-- WHAT IS EXPECTED --
Retype the listing below verbatim, every line in its original order and wording, with nothing added or left out.
==== ENTRIES SUPPLIED ====
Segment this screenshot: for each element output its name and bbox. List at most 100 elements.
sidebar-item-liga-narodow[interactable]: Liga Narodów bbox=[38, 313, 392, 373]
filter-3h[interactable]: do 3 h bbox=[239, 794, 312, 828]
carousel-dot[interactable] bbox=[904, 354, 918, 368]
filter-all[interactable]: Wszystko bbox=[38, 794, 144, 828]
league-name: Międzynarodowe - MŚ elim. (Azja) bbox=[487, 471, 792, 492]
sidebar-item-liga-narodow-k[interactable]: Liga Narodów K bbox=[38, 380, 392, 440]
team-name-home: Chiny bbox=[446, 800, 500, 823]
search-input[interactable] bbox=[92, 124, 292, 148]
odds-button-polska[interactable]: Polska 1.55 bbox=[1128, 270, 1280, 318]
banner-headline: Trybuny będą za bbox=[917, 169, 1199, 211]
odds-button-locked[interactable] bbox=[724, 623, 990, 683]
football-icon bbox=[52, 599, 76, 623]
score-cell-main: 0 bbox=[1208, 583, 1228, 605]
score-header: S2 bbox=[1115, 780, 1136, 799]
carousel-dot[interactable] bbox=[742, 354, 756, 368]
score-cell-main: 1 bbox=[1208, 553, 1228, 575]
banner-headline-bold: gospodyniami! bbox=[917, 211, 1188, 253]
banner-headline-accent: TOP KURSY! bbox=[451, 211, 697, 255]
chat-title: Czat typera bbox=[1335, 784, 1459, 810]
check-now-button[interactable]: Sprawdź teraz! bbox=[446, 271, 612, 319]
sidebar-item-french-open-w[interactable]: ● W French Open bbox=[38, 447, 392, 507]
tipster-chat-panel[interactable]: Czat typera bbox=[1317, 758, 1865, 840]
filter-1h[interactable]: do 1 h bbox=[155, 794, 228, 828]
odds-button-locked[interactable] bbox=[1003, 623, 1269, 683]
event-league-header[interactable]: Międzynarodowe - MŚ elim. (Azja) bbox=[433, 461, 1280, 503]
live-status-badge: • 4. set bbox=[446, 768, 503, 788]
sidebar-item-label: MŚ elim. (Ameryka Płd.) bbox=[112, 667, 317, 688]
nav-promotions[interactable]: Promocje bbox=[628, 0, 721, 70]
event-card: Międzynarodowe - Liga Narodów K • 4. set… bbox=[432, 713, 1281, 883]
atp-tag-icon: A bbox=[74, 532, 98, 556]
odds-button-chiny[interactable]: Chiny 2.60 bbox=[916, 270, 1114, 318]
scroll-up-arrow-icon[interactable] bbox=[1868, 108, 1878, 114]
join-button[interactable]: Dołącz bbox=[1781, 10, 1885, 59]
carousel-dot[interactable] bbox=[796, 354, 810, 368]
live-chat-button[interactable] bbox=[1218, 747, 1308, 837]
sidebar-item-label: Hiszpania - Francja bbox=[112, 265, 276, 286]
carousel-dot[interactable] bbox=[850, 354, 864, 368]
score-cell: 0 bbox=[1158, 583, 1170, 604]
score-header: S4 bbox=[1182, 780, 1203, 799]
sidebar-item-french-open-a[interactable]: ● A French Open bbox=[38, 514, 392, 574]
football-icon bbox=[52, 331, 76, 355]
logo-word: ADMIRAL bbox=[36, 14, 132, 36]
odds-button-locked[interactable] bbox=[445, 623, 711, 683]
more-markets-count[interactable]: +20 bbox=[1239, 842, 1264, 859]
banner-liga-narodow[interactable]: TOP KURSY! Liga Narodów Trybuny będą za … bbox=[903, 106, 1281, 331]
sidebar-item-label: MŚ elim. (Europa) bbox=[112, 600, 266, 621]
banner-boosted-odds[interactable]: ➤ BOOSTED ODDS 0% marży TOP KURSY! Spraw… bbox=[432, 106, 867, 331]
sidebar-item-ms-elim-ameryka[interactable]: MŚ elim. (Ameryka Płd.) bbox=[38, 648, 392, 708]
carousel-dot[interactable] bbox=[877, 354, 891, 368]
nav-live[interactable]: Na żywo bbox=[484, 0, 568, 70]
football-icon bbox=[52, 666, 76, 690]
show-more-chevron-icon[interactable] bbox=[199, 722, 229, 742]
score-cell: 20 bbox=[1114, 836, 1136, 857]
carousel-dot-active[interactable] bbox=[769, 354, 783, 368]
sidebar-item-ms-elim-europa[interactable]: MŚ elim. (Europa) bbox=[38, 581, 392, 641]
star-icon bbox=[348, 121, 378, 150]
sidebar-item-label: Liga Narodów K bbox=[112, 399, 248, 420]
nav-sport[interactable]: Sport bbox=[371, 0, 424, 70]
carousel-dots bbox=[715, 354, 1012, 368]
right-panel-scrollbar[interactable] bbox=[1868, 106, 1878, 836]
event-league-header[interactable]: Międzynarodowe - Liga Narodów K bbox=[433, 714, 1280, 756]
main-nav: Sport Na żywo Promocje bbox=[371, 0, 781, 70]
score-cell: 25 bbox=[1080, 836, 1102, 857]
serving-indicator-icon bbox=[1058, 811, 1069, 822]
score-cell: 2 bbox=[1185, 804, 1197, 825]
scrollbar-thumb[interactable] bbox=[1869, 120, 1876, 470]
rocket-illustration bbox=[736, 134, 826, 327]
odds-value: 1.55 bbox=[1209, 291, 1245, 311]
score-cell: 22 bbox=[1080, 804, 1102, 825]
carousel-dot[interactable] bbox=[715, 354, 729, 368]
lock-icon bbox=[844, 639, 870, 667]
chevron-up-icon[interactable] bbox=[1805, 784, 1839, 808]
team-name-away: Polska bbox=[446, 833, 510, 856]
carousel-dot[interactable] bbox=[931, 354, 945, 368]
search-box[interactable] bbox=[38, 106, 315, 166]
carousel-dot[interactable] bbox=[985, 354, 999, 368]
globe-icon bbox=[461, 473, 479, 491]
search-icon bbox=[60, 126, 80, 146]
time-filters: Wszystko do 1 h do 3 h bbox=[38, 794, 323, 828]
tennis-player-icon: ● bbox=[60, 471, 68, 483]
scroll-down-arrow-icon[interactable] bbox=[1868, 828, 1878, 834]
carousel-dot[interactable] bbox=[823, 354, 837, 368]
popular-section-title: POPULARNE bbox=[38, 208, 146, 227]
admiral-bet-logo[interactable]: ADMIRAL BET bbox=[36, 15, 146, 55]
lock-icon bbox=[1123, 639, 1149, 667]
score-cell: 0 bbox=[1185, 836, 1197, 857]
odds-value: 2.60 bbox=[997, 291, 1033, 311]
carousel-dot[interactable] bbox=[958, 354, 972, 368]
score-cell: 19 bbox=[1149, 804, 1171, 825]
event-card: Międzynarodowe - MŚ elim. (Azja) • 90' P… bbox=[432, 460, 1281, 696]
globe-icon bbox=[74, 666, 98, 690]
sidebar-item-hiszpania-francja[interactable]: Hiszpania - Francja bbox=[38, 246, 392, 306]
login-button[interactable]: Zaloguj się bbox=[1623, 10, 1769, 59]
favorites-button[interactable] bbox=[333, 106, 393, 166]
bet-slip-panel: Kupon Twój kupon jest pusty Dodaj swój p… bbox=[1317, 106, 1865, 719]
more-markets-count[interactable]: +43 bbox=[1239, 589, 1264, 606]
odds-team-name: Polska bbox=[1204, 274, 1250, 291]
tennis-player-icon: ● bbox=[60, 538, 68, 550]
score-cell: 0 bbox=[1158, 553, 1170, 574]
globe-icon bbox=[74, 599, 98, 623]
====
-- CORRECT OUTPUT --
Segment this screenshot: for each element output its name and bbox. List at most 100 elements.
sidebar-item-liga-narodow[interactable]: Liga Narodów bbox=[38, 313, 392, 373]
filter-3h[interactable]: do 3 h bbox=[239, 794, 312, 828]
carousel-dot[interactable] bbox=[904, 354, 918, 368]
filter-all[interactable]: Wszystko bbox=[38, 794, 144, 828]
league-name: Międzynarodowe - MŚ elim. (Azja) bbox=[487, 471, 792, 492]
sidebar-item-liga-narodow-k[interactable]: Liga Narodów K bbox=[38, 380, 392, 440]
team-name-home: Chiny bbox=[446, 800, 500, 823]
search-input[interactable] bbox=[92, 124, 292, 148]
odds-button-polska[interactable]: Polska 1.55 bbox=[1128, 270, 1280, 318]
banner-headline: Trybuny będą za bbox=[917, 169, 1199, 211]
odds-button-locked[interactable] bbox=[724, 623, 990, 683]
football-icon bbox=[52, 599, 76, 623]
score-cell-main: 0 bbox=[1208, 583, 1228, 605]
score-header: S2 bbox=[1115, 780, 1136, 799]
carousel-dot[interactable] bbox=[742, 354, 756, 368]
score-cell-main: 1 bbox=[1208, 553, 1228, 575]
banner-headline-bold: gospodyniami! bbox=[917, 211, 1188, 253]
banner-headline-accent: TOP KURSY! bbox=[451, 211, 697, 255]
chat-title: Czat typera bbox=[1335, 784, 1459, 810]
check-now-button[interactable]: Sprawdź teraz! bbox=[446, 271, 612, 319]
sidebar-item-french-open-w[interactable]: ● W French Open bbox=[38, 447, 392, 507]
tipster-chat-panel[interactable]: Czat typera bbox=[1317, 758, 1865, 840]
filter-1h[interactable]: do 1 h bbox=[155, 794, 228, 828]
odds-button-locked[interactable] bbox=[1003, 623, 1269, 683]
event-league-header[interactable]: Międzynarodowe - MŚ elim. (Azja) bbox=[433, 461, 1280, 503]
live-status-badge: • 4. set bbox=[446, 768, 503, 788]
sidebar-item-label: MŚ elim. (Ameryka Płd.) bbox=[112, 667, 317, 688]
nav-promotions[interactable]: Promocje bbox=[628, 0, 721, 70]
event-card: Międzynarodowe - Liga Narodów K • 4. set… bbox=[432, 713, 1281, 883]
atp-tag-icon: A bbox=[74, 532, 98, 556]
odds-button-chiny[interactable]: Chiny 2.60 bbox=[916, 270, 1114, 318]
scroll-up-arrow-icon[interactable] bbox=[1868, 108, 1878, 114]
join-button[interactable]: Dołącz bbox=[1781, 10, 1885, 59]
carousel-dot[interactable] bbox=[796, 354, 810, 368]
live-chat-button[interactable] bbox=[1218, 747, 1308, 837]
sidebar-item-label: Hiszpania - Francja bbox=[112, 265, 276, 286]
carousel-dot[interactable] bbox=[850, 354, 864, 368]
score-cell: 0 bbox=[1158, 583, 1170, 604]
score-header: S4 bbox=[1182, 780, 1203, 799]
sidebar-item-french-open-a[interactable]: ● A French Open bbox=[38, 514, 392, 574]
football-icon bbox=[52, 331, 76, 355]
logo-word: ADMIRAL bbox=[36, 14, 132, 36]
odds-button-locked[interactable] bbox=[445, 623, 711, 683]
more-markets-count[interactable]: +20 bbox=[1239, 842, 1264, 859]
banner-liga-narodow[interactable]: TOP KURSY! Liga Narodów Trybuny będą za … bbox=[903, 106, 1281, 331]
sidebar-item-label: MŚ elim. (Europa) bbox=[112, 600, 266, 621]
banner-boosted-odds[interactable]: ➤ BOOSTED ODDS 0% marży TOP KURSY! Spraw… bbox=[432, 106, 867, 331]
sidebar-item-ms-elim-ameryka[interactable]: MŚ elim. (Ameryka Płd.) bbox=[38, 648, 392, 708]
carousel-dot[interactable] bbox=[877, 354, 891, 368]
nav-live[interactable]: Na żywo bbox=[484, 0, 568, 70]
football-icon bbox=[52, 666, 76, 690]
show-more-chevron-icon[interactable] bbox=[199, 722, 229, 742]
score-cell: 20 bbox=[1114, 836, 1136, 857]
carousel-dot-active[interactable] bbox=[769, 354, 783, 368]
sidebar-item-ms-elim-europa[interactable]: MŚ elim. (Europa) bbox=[38, 581, 392, 641]
star-icon bbox=[348, 121, 378, 150]
sidebar-item-label: Liga Narodów K bbox=[112, 399, 248, 420]
nav-sport[interactable]: Sport bbox=[371, 0, 424, 70]
carousel-dots bbox=[715, 354, 1012, 368]
right-panel-scrollbar[interactable] bbox=[1868, 106, 1878, 836]
event-league-header[interactable]: Międzynarodowe - Liga Narodów K bbox=[433, 714, 1280, 756]
main-nav: Sport Na żywo Promocje bbox=[371, 0, 781, 70]
score-cell: 25 bbox=[1080, 836, 1102, 857]
serving-indicator-icon bbox=[1058, 811, 1069, 822]
score-cell: 2 bbox=[1185, 804, 1197, 825]
scrollbar-thumb[interactable] bbox=[1869, 120, 1876, 470]
rocket-illustration bbox=[736, 134, 826, 327]
odds-value: 1.55 bbox=[1209, 291, 1245, 311]
score-cell: 22 bbox=[1080, 804, 1102, 825]
carousel-dot[interactable] bbox=[715, 354, 729, 368]
lock-icon bbox=[844, 639, 870, 667]
chevron-up-icon[interactable] bbox=[1805, 784, 1839, 808]
team-name-away: Polska bbox=[446, 833, 510, 856]
carousel-dot[interactable] bbox=[931, 354, 945, 368]
search-box[interactable] bbox=[38, 106, 315, 166]
carousel-dot[interactable] bbox=[985, 354, 999, 368]
globe-icon bbox=[461, 473, 479, 491]
search-icon bbox=[60, 126, 80, 146]
time-filters: Wszystko do 1 h do 3 h bbox=[38, 794, 323, 828]
tennis-player-icon: ● bbox=[60, 471, 68, 483]
scroll-down-arrow-icon[interactable] bbox=[1868, 828, 1878, 834]
carousel-dot[interactable] bbox=[823, 354, 837, 368]
popular-section-title: POPULARNE bbox=[38, 208, 146, 227]
admiral-bet-logo[interactable]: ADMIRAL BET bbox=[36, 15, 146, 55]
lock-icon bbox=[1123, 639, 1149, 667]
score-cell: 0 bbox=[1185, 836, 1197, 857]
odds-value: 2.60 bbox=[997, 291, 1033, 311]
carousel-dot[interactable] bbox=[958, 354, 972, 368]
score-cell: 19 bbox=[1149, 804, 1171, 825]
event-card: Międzynarodowe - MŚ elim. (Azja) • 90' P… bbox=[432, 460, 1281, 696]
globe-icon bbox=[74, 666, 98, 690]
sidebar-item-hiszpania-francja[interactable]: Hiszpania - Francja bbox=[38, 246, 392, 306]
login-button[interactable]: Zaloguj się bbox=[1623, 10, 1769, 59]
favorites-button[interactable] bbox=[333, 106, 393, 166]
bet-slip-panel: Kupon Twój kupon jest pusty Dodaj swój p… bbox=[1317, 106, 1865, 719]
more-markets-count[interactable]: +43 bbox=[1239, 589, 1264, 606]
odds-team-name: Polska bbox=[1204, 274, 1250, 291]
tennis-player-icon: ● bbox=[60, 538, 68, 550]
score-cell: 0 bbox=[1158, 553, 1170, 574]
globe-icon bbox=[74, 599, 98, 623]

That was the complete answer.